## The exercise
Return all of the data exactly, with nothing left out but the pictures.

+-------+

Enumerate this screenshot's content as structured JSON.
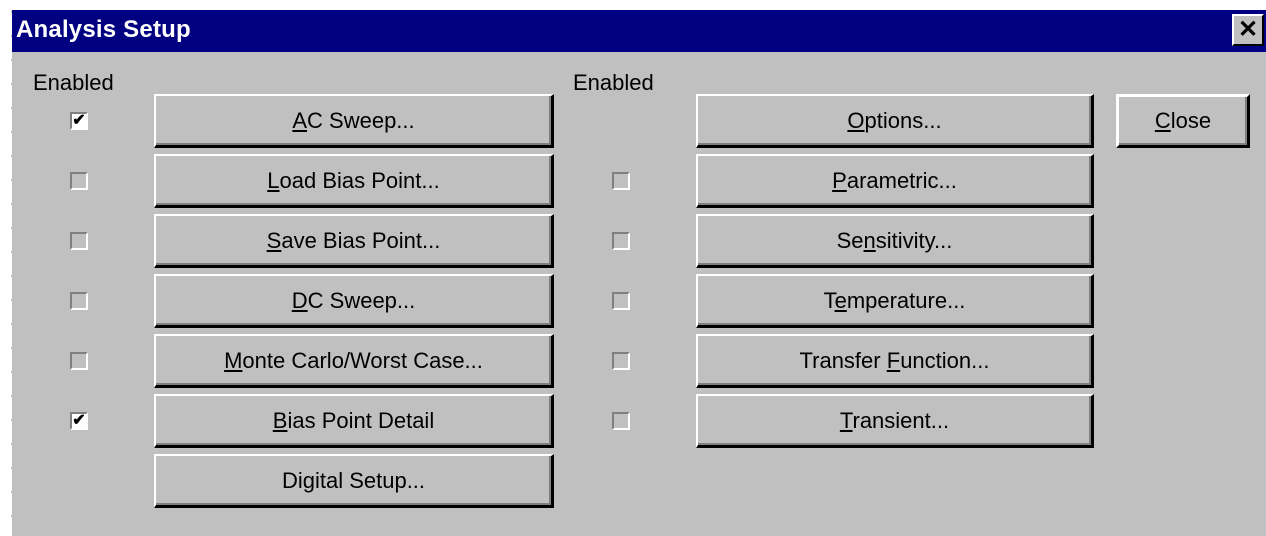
{
  "window": {
    "title": "Analysis Setup",
    "close_icon": "✕"
  },
  "left_column": {
    "enabled_header": "Enabled",
    "items": [
      {
        "pre": "",
        "key": "A",
        "post": "C Sweep...",
        "checked": true,
        "checkbox_visible": true
      },
      {
        "pre": "",
        "key": "L",
        "post": "oad Bias Point...",
        "checked": false,
        "checkbox_visible": true
      },
      {
        "pre": "",
        "key": "S",
        "post": "ave Bias Point...",
        "checked": false,
        "checkbox_visible": true
      },
      {
        "pre": "",
        "key": "D",
        "post": "C Sweep...",
        "checked": false,
        "checkbox_visible": true
      },
      {
        "pre": "",
        "key": "M",
        "post": "onte Carlo/Worst Case...",
        "checked": false,
        "checkbox_visible": true
      },
      {
        "pre": "",
        "key": "B",
        "post": "ias Point Detail",
        "checked": true,
        "checkbox_visible": true
      },
      {
        "pre": "Di",
        "key": "g",
        "post": "ital Setup...",
        "checked": false,
        "checkbox_visible": false
      }
    ]
  },
  "right_column": {
    "enabled_header": "Enabled",
    "items": [
      {
        "pre": "",
        "key": "O",
        "post": "ptions...",
        "checked": false,
        "checkbox_visible": false
      },
      {
        "pre": "",
        "key": "P",
        "post": "arametric...",
        "checked": false,
        "checkbox_visible": true
      },
      {
        "pre": "Se",
        "key": "n",
        "post": "sitivity...",
        "checked": false,
        "checkbox_visible": true
      },
      {
        "pre": "T",
        "key": "e",
        "post": "mperature...",
        "checked": false,
        "checkbox_visible": true
      },
      {
        "pre": "Transfer ",
        "key": "F",
        "post": "unction...",
        "checked": false,
        "checkbox_visible": true
      },
      {
        "pre": "",
        "key": "T",
        "post": "ransient...",
        "checked": false,
        "checkbox_visible": true
      }
    ]
  },
  "close_button": {
    "pre": "",
    "key": "C",
    "post": "lose"
  },
  "checkmark_glyph": "✔",
  "colors": {
    "titlebar": "#000080",
    "face": "#c0c0c0",
    "title_text": "#ffffff"
  }
}
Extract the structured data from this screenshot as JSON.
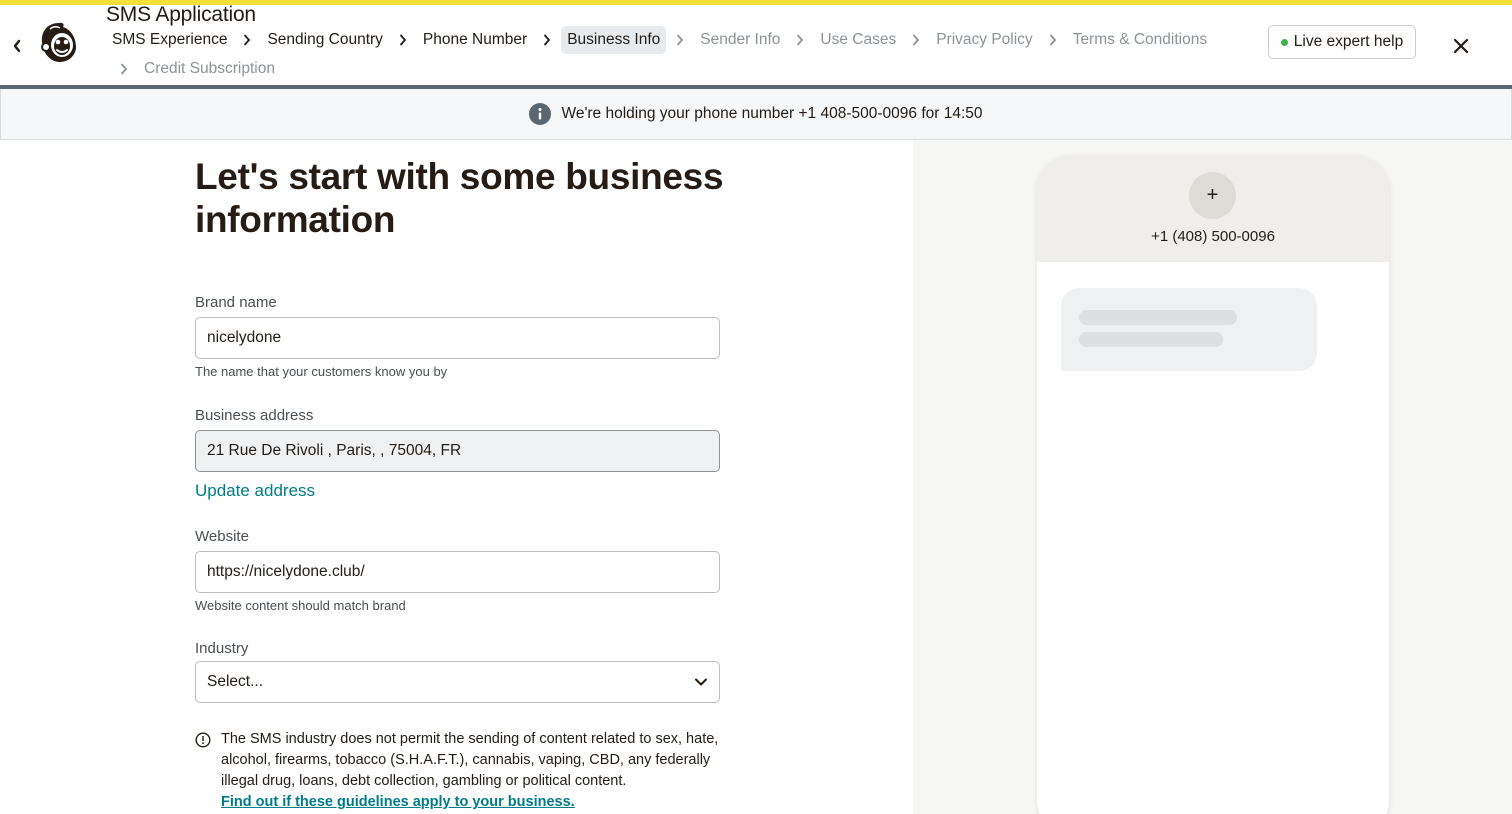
{
  "header": {
    "app_title": "SMS Application",
    "steps": [
      {
        "label": "SMS Experience",
        "state": "done"
      },
      {
        "label": "Sending Country",
        "state": "done"
      },
      {
        "label": "Phone Number",
        "state": "done"
      },
      {
        "label": "Business Info",
        "state": "current"
      },
      {
        "label": "Sender Info",
        "state": "todo"
      },
      {
        "label": "Use Cases",
        "state": "todo"
      },
      {
        "label": "Privacy Policy",
        "state": "todo"
      },
      {
        "label": "Terms & Conditions",
        "state": "todo"
      },
      {
        "label": "Credit Subscription",
        "state": "todo"
      }
    ],
    "help_label": "Live expert help",
    "icons": {
      "back": "chevron-left-icon",
      "close": "close-icon",
      "logo": "mailchimp-logo"
    }
  },
  "banner": {
    "text": "We're holding your phone number +1 408-500-0096 for 14:50",
    "icon": "info-icon"
  },
  "form": {
    "heading": "Let's start with some business information",
    "brand_name": {
      "label": "Brand name",
      "value": "nicelydone",
      "hint": "The name that your customers know you by"
    },
    "business_address": {
      "label": "Business address",
      "value": "21 Rue De Rivoli , Paris, , 75004, FR",
      "update_link": "Update address"
    },
    "website": {
      "label": "Website",
      "value": "https://nicelydone.club/",
      "hint": "Website content should match brand"
    },
    "industry": {
      "label": "Industry",
      "value": "Select..."
    },
    "notice": {
      "text": "The SMS industry does not permit the sending of content related to sex, hate, alcohol, firearms, tobacco (S.H.A.F.T.), cannabis, vaping, CBD, any federally illegal drug, loans, debt collection, gambling or political content.",
      "link": "Find out if these guidelines apply to your business."
    }
  },
  "preview": {
    "plus_label": "+",
    "phone_number": "+1 (408) 500-0096"
  },
  "colors": {
    "accent_bar": "#f5e03c",
    "link": "#007c89",
    "live_dot": "#40b34f"
  }
}
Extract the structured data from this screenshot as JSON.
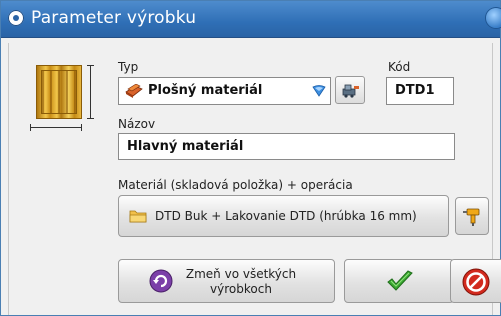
{
  "window": {
    "title": "Parameter výrobku"
  },
  "form": {
    "type_label": "Typ",
    "type_value": "Plošný materiál",
    "code_label": "Kód",
    "code_value": "DTD1",
    "name_label": "Názov",
    "name_value": "Hlavný materiál",
    "material_label": "Materiál (skladová položka) + operácia",
    "material_value": "DTD Buk + Lakovanie DTD  (hrúbka 16 mm)"
  },
  "buttons": {
    "change_all_line1": "Zmeň vo všetkých",
    "change_all_line2": "výrobkoch"
  },
  "icons": {
    "product_preview": "wood-board-icon",
    "type_select": "plank-material-icon",
    "type_picker": "machine-icon",
    "material_folder": "folder-icon",
    "material_tool": "drill-icon",
    "change_all": "refresh-arrow-icon",
    "ok": "checkmark-icon",
    "cancel": "no-entry-icon"
  },
  "colors": {
    "titlebar": "#2f6fb6",
    "ok_green": "#3aa832",
    "cancel_red": "#d22a1e"
  }
}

+-------+

## Answer to the task
Enumerate this screenshot's content as structured JSON.
{
  "window": {
    "title": "Analysis Setup",
    "close_icon": "✕"
  },
  "left_column": {
    "enabled_header": "Enabled",
    "items": [
      {
        "pre": "",
        "key": "A",
        "post": "C Sweep...",
        "checked": true,
        "checkbox_visible": true
      },
      {
        "pre": "",
        "key": "L",
        "post": "oad Bias Point...",
        "checked": false,
        "checkbox_visible": true
      },
      {
        "pre": "",
        "key": "S",
        "post": "ave Bias Point...",
        "checked": false,
        "checkbox_visible": true
      },
      {
        "pre": "",
        "key": "D",
        "post": "C Sweep...",
        "checked": false,
        "checkbox_visible": true
      },
      {
        "pre": "",
        "key": "M",
        "post": "onte Carlo/Worst Case...",
        "checked": false,
        "checkbox_visible": true
      },
      {
        "pre": "",
        "key": "B",
        "post": "ias Point Detail",
        "checked": true,
        "checkbox_visible": true
      },
      {
        "pre": "Di",
        "key": "g",
        "post": "ital Setup...",
        "checked": false,
        "checkbox_visible": false
      }
    ]
  },
  "right_column": {
    "enabled_header": "Enabled",
    "items": [
      {
        "pre": "",
        "key": "O",
        "post": "ptions...",
        "checked": false,
        "checkbox_visible": false
      },
      {
        "pre": "",
        "key": "P",
        "post": "arametric...",
        "checked": false,
        "checkbox_visible": true
      },
      {
        "pre": "Se",
        "key": "n",
        "post": "sitivity...",
        "checked": false,
        "checkbox_visible": true
      },
      {
        "pre": "T",
        "key": "e",
        "post": "mperature...",
        "checked": false,
        "checkbox_visible": true
      },
      {
        "pre": "Transfer ",
        "key": "F",
        "post": "unction...",
        "checked": false,
        "checkbox_visible": true
      },
      {
        "pre": "",
        "key": "T",
        "post": "ransient...",
        "checked": false,
        "checkbox_visible": true
      }
    ]
  },
  "close_button": {
    "pre": "",
    "key": "C",
    "post": "lose"
  },
  "checkmark_glyph": "✔",
  "colors": {
    "titlebar": "#000080",
    "face": "#c0c0c0",
    "title_text": "#ffffff"
  }
}
Extract the structured data from this screenshot as JSON.
{
  "header": {
    "app_title": "SMS Application",
    "steps": [
      {
        "label": "SMS Experience",
        "state": "done"
      },
      {
        "label": "Sending Country",
        "state": "done"
      },
      {
        "label": "Phone Number",
        "state": "done"
      },
      {
        "label": "Business Info",
        "state": "current"
      },
      {
        "label": "Sender Info",
        "state": "todo"
      },
      {
        "label": "Use Cases",
        "state": "todo"
      },
      {
        "label": "Privacy Policy",
        "state": "todo"
      },
      {
        "label": "Terms & Conditions",
        "state": "todo"
      },
      {
        "label": "Credit Subscription",
        "state": "todo"
      }
    ],
    "help_label": "Live expert help",
    "icons": {
      "back": "chevron-left-icon",
      "close": "close-icon",
      "logo": "mailchimp-logo"
    }
  },
  "banner": {
    "text": "We're holding your phone number +1 408-500-0096 for 14:50",
    "icon": "info-icon"
  },
  "form": {
    "heading": "Let's start with some business information",
    "brand_name": {
      "label": "Brand name",
      "value": "nicelydone",
      "hint": "The name that your customers know you by"
    },
    "business_address": {
      "label": "Business address",
      "value": "21 Rue De Rivoli , Paris, , 75004, FR",
      "update_link": "Update address"
    },
    "website": {
      "label": "Website",
      "value": "https://nicelydone.club/",
      "hint": "Website content should match brand"
    },
    "industry": {
      "label": "Industry",
      "value": "Select..."
    },
    "notice": {
      "text": "The SMS industry does not permit the sending of content related to sex, hate, alcohol, firearms, tobacco (S.H.A.F.T.), cannabis, vaping, CBD, any federally illegal drug, loans, debt collection, gambling or political content.",
      "link": "Find out if these guidelines apply to your business."
    }
  },
  "preview": {
    "plus_label": "+",
    "phone_number": "+1 (408) 500-0096"
  },
  "colors": {
    "accent_bar": "#f5e03c",
    "link": "#007c89",
    "live_dot": "#40b34f"
  }
}
Extract the structured data from this screenshot as JSON.
{
  "window": {
    "title": "Parameter výrobku"
  },
  "form": {
    "type_label": "Typ",
    "type_value": "Plošný materiál",
    "code_label": "Kód",
    "code_value": "DTD1",
    "name_label": "Názov",
    "name_value": "Hlavný materiál",
    "material_label": "Materiál (skladová položka) + operácia",
    "material_value": "DTD Buk + Lakovanie DTD  (hrúbka 16 mm)"
  },
  "buttons": {
    "change_all_line1": "Zmeň vo všetkých",
    "change_all_line2": "výrobkoch"
  },
  "icons": {
    "product_preview": "wood-board-icon",
    "type_select": "plank-material-icon",
    "type_picker": "machine-icon",
    "material_folder": "folder-icon",
    "material_tool": "drill-icon",
    "change_all": "refresh-arrow-icon",
    "ok": "checkmark-icon",
    "cancel": "no-entry-icon"
  },
  "colors": {
    "titlebar": "#2f6fb6",
    "ok_green": "#3aa832",
    "cancel_red": "#d22a1e"
  }
}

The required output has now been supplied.